- Description of the task
Render all of the rows below as a Markdown table with two columns, Number and Line, numbering them in order and leaving out blank lines.

#### Data in this exercise ####

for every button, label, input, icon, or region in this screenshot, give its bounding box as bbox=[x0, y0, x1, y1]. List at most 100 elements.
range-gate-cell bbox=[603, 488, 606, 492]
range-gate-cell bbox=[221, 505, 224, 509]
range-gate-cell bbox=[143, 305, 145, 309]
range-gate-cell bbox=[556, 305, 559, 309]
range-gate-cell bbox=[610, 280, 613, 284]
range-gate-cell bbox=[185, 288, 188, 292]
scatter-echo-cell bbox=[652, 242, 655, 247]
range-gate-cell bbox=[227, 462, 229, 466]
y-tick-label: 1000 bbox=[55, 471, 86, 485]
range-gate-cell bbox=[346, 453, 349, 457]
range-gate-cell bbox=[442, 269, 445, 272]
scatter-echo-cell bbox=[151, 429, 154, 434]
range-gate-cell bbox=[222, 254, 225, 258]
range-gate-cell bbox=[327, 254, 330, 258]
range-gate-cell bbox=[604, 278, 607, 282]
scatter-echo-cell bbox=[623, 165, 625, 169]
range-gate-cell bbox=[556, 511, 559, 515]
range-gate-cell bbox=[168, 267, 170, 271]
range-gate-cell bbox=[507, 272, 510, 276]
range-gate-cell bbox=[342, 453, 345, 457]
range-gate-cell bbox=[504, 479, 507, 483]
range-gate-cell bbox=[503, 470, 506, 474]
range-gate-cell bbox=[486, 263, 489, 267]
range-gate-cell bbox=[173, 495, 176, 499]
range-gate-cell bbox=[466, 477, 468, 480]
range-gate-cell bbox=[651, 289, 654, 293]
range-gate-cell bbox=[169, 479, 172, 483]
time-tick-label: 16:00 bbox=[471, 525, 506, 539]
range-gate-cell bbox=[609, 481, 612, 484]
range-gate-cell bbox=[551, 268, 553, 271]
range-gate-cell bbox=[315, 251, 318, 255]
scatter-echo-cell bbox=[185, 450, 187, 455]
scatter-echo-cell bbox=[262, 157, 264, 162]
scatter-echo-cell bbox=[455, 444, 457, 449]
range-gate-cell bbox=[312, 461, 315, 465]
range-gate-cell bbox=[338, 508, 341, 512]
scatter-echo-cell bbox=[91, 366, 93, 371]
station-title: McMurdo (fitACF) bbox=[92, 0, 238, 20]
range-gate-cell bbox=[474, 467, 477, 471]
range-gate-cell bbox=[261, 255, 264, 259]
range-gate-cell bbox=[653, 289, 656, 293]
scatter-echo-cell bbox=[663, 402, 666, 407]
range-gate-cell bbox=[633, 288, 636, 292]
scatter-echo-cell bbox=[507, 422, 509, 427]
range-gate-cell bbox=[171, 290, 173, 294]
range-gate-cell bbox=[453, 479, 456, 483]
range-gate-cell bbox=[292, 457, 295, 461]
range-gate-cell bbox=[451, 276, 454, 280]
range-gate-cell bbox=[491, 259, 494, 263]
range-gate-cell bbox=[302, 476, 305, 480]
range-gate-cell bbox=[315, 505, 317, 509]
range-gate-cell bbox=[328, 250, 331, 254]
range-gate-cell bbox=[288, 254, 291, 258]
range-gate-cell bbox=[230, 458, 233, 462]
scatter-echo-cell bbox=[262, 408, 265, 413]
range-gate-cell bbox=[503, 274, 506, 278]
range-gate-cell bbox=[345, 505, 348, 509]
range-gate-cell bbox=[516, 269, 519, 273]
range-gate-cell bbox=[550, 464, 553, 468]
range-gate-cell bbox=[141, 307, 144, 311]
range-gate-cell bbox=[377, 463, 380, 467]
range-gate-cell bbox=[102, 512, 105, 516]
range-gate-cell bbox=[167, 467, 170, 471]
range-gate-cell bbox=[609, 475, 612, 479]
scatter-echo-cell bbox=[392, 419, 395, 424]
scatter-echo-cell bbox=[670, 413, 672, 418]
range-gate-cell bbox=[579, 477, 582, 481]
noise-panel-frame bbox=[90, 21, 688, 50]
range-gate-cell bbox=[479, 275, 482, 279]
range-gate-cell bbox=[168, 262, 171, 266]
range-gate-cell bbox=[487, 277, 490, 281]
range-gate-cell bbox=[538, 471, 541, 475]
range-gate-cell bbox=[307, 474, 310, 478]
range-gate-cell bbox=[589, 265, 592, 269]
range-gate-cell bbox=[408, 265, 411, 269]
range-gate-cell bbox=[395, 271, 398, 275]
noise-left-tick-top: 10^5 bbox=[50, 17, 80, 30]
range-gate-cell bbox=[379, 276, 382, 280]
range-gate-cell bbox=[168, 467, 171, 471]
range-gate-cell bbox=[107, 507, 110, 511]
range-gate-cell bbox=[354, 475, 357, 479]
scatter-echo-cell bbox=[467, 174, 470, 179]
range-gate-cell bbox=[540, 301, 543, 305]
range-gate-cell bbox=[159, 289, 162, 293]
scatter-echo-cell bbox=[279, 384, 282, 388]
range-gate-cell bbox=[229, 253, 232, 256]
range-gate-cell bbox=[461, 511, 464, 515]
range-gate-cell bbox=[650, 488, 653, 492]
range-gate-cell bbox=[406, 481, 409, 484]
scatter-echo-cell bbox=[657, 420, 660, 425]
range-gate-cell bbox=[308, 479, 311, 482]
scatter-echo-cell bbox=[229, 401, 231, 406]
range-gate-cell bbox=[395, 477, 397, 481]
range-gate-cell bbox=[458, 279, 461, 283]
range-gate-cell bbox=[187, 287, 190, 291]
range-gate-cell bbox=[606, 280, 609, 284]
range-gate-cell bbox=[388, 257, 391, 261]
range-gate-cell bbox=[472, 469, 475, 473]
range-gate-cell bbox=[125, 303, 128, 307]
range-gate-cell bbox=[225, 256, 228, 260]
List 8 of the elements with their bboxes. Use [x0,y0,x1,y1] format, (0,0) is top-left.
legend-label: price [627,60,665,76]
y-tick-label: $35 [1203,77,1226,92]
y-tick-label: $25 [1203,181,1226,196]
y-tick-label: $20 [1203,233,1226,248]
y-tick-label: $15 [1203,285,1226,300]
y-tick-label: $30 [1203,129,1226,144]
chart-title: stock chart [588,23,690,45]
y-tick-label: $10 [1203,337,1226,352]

####

- Result
| Number | Line |
|---|---|
| 1 | for every button, label, input, icon, or region in this screenshot, give its bounding box as bbox=[x0, y0, x1, y1]. List at most 100 elements. |
| 2 | range-gate-cell bbox=[603, 488, 606, 492] |
| 3 | range-gate-cell bbox=[221, 505, 224, 509] |
| 4 | range-gate-cell bbox=[143, 305, 145, 309] |
| 5 | range-gate-cell bbox=[556, 305, 559, 309] |
| 6 | range-gate-cell bbox=[610, 280, 613, 284] |
| 7 | range-gate-cell bbox=[185, 288, 188, 292] |
| 8 | scatter-echo-cell bbox=[652, 242, 655, 247] |
| 9 | range-gate-cell bbox=[227, 462, 229, 466] |
| 10 | y-tick-label: 1000 bbox=[55, 471, 86, 485] |
| 11 | range-gate-cell bbox=[346, 453, 349, 457] |
| 12 | range-gate-cell bbox=[442, 269, 445, 272] |
| 13 | scatter-echo-cell bbox=[151, 429, 154, 434] |
| 14 | range-gate-cell bbox=[222, 254, 225, 258] |
| 15 | range-gate-cell bbox=[327, 254, 330, 258] |
| 16 | range-gate-cell bbox=[604, 278, 607, 282] |
| 17 | scatter-echo-cell bbox=[623, 165, 625, 169] |
| 18 | range-gate-cell bbox=[556, 511, 559, 515] |
| 19 | range-gate-cell bbox=[168, 267, 170, 271] |
| 20 | range-gate-cell bbox=[507, 272, 510, 276] |
| 21 | range-gate-cell bbox=[342, 453, 345, 457] |
| 22 | range-gate-cell bbox=[504, 479, 507, 483] |
| 23 | range-gate-cell bbox=[503, 470, 506, 474] |
| 24 | range-gate-cell bbox=[486, 263, 489, 267] |
| 25 | range-gate-cell bbox=[173, 495, 176, 499] |
| 26 | range-gate-cell bbox=[466, 477, 468, 480] |
| 27 | range-gate-cell bbox=[651, 289, 654, 293] |
| 28 | range-gate-cell bbox=[169, 479, 172, 483] |
| 29 | time-tick-label: 16:00 bbox=[471, 525, 506, 539] |
| 30 | range-gate-cell bbox=[609, 481, 612, 484] |
| 31 | range-gate-cell bbox=[551, 268, 553, 271] |
| 32 | range-gate-cell bbox=[315, 251, 318, 255] |
| 33 | scatter-echo-cell bbox=[185, 450, 187, 455] |
| 34 | scatter-echo-cell bbox=[262, 157, 264, 162] |
| 35 | scatter-echo-cell bbox=[455, 444, 457, 449] |
| 36 | range-gate-cell bbox=[312, 461, 315, 465] |
| 37 | range-gate-cell bbox=[338, 508, 341, 512] |
| 38 | scatter-echo-cell bbox=[91, 366, 93, 371] |
| 39 | station-title: McMurdo (fitACF) bbox=[92, 0, 238, 20] |
| 40 | range-gate-cell bbox=[474, 467, 477, 471] |
| 41 | range-gate-cell bbox=[261, 255, 264, 259] |
| 42 | range-gate-cell bbox=[653, 289, 656, 293] |
| 43 | scatter-echo-cell bbox=[663, 402, 666, 407] |
| 44 | range-gate-cell bbox=[633, 288, 636, 292] |
| 45 | scatter-echo-cell bbox=[507, 422, 509, 427] |
| 46 | range-gate-cell bbox=[171, 290, 173, 294] |
| 47 | range-gate-cell bbox=[453, 479, 456, 483] |
| 48 | range-gate-cell bbox=[292, 457, 295, 461] |
| 49 | range-gate-cell bbox=[451, 276, 454, 280] |
| 50 | range-gate-cell bbox=[491, 259, 494, 263] |
| 51 | range-gate-cell bbox=[302, 476, 305, 480] |
| 52 | range-gate-cell bbox=[315, 505, 317, 509] |
| 53 | range-gate-cell bbox=[328, 250, 331, 254] |
| 54 | range-gate-cell bbox=[288, 254, 291, 258] |
| 55 | range-gate-cell bbox=[230, 458, 233, 462] |
| 56 | scatter-echo-cell bbox=[262, 408, 265, 413] |
| 57 | range-gate-cell bbox=[503, 274, 506, 278] |
| 58 | range-gate-cell bbox=[345, 505, 348, 509] |
| 59 | range-gate-cell bbox=[516, 269, 519, 273] |
| 60 | range-gate-cell bbox=[550, 464, 553, 468] |
| 61 | range-gate-cell bbox=[141, 307, 144, 311] |
| 62 | range-gate-cell bbox=[377, 463, 380, 467] |
| 63 | range-gate-cell bbox=[102, 512, 105, 516] |
| 64 | range-gate-cell bbox=[167, 467, 170, 471] |
| 65 | range-gate-cell bbox=[609, 475, 612, 479] |
| 66 | scatter-echo-cell bbox=[392, 419, 395, 424] |
| 67 | scatter-echo-cell bbox=[670, 413, 672, 418] |
| 68 | range-gate-cell bbox=[579, 477, 582, 481] |
| 69 | noise-panel-frame bbox=[90, 21, 688, 50] |
| 70 | range-gate-cell bbox=[479, 275, 482, 279] |
| 71 | range-gate-cell bbox=[168, 262, 171, 266] |
| 72 | range-gate-cell bbox=[487, 277, 490, 281] |
| 73 | range-gate-cell bbox=[538, 471, 541, 475] |
| 74 | range-gate-cell bbox=[307, 474, 310, 478] |
| 75 | range-gate-cell bbox=[589, 265, 592, 269] |
| 76 | range-gate-cell bbox=[408, 265, 411, 269] |
| 77 | range-gate-cell bbox=[395, 271, 398, 275] |
| 78 | noise-left-tick-top: 10^5 bbox=[50, 17, 80, 30] |
| 79 | range-gate-cell bbox=[379, 276, 382, 280] |
| 80 | range-gate-cell bbox=[168, 467, 171, 471] |
| 81 | range-gate-cell bbox=[107, 507, 110, 511] |
| 82 | range-gate-cell bbox=[354, 475, 357, 479] |
| 83 | scatter-echo-cell bbox=[467, 174, 470, 179] |
| 84 | range-gate-cell bbox=[540, 301, 543, 305] |
| 85 | range-gate-cell bbox=[159, 289, 162, 293] |
| 86 | scatter-echo-cell bbox=[279, 384, 282, 388] |
| 87 | range-gate-cell bbox=[229, 253, 232, 256] |
| 88 | range-gate-cell bbox=[461, 511, 464, 515] |
| 89 | range-gate-cell bbox=[650, 488, 653, 492] |
| 90 | range-gate-cell bbox=[406, 481, 409, 484] |
| 91 | scatter-echo-cell bbox=[657, 420, 660, 425] |
| 92 | range-gate-cell bbox=[308, 479, 311, 482] |
| 93 | scatter-echo-cell bbox=[229, 401, 231, 406] |
| 94 | range-gate-cell bbox=[395, 477, 397, 481] |
| 95 | range-gate-cell bbox=[458, 279, 461, 283] |
| 96 | range-gate-cell bbox=[187, 287, 190, 291] |
| 97 | range-gate-cell bbox=[606, 280, 609, 284] |
| 98 | range-gate-cell bbox=[388, 257, 391, 261] |
| 99 | range-gate-cell bbox=[472, 469, 475, 473] |
| 100 | range-gate-cell bbox=[125, 303, 128, 307] |
| 101 | range-gate-cell bbox=[225, 256, 228, 260] |
| 102 | List 8 of the elements with their bboxes. Use [x0,y0,x1,y1] format, (0,0) is top-left. |
| 103 | legend-label: price [627,60,665,76] |
| 104 | y-tick-label: $35 [1203,77,1226,92] |
| 105 | y-tick-label: $25 [1203,181,1226,196] |
| 106 | y-tick-label: $20 [1203,233,1226,248] |
| 107 | y-tick-label: $15 [1203,285,1226,300] |
| 108 | y-tick-label: $30 [1203,129,1226,144] |
| 109 | chart-title: stock chart [588,23,690,45] |
| 110 | y-tick-label: $10 [1203,337,1226,352] |